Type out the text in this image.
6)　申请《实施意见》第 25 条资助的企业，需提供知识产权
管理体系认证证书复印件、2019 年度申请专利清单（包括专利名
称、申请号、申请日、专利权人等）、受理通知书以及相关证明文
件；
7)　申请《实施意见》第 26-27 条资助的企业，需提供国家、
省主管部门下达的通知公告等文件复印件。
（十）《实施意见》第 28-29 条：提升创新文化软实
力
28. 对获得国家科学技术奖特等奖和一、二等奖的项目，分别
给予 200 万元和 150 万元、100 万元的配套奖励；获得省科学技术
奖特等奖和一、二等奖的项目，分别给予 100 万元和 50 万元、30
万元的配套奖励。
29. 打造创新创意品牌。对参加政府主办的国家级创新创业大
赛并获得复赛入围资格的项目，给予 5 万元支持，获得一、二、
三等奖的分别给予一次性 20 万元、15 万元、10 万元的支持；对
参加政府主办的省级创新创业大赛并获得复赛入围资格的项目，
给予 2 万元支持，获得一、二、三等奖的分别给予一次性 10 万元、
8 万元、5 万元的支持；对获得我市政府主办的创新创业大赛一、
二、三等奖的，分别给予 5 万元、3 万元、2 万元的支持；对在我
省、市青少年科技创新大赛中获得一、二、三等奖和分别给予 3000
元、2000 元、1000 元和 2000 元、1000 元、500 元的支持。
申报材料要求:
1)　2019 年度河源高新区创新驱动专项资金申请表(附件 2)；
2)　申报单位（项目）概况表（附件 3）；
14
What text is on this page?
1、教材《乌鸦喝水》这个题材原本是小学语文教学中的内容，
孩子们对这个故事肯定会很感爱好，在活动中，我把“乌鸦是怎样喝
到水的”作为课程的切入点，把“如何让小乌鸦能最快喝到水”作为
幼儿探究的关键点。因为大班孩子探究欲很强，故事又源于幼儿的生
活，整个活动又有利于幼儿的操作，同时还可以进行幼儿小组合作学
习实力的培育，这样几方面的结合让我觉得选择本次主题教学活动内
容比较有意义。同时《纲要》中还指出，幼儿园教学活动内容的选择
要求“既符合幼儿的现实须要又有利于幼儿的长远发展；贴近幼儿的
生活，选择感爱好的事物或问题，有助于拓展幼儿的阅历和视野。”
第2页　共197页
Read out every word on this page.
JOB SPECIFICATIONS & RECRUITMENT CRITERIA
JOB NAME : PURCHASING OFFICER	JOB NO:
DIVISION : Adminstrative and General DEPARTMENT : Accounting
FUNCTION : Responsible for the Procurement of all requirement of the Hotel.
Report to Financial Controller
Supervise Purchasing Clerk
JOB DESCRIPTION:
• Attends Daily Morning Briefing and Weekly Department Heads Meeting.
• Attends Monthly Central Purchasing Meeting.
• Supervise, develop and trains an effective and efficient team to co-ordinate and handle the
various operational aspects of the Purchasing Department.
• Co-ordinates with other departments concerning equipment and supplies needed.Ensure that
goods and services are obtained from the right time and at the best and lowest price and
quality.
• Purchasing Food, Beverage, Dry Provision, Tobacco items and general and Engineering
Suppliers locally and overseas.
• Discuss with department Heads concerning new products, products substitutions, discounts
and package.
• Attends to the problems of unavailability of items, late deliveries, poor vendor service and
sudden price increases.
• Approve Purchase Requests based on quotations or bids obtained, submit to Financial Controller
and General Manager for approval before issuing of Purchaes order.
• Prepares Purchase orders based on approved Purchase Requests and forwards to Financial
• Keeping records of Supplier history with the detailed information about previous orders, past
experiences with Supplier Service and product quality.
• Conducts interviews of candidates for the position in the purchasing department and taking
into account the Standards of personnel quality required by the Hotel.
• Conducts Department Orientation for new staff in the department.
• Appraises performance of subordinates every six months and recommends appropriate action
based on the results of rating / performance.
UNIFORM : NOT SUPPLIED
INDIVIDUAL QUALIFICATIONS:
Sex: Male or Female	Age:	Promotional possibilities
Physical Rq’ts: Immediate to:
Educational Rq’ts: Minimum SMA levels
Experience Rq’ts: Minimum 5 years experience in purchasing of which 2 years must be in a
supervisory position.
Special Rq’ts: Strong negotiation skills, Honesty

The problem: Pull out all lines of the data with the string "实施意见".

The reply:
6)　申请《实施意见》第 25 条资助的企业，需提供知识产权
7)　申请《实施意见》第 26-27 条资助的企业，需提供国家、
（十）《实施意见》第 28-29 条：提升创新文化软实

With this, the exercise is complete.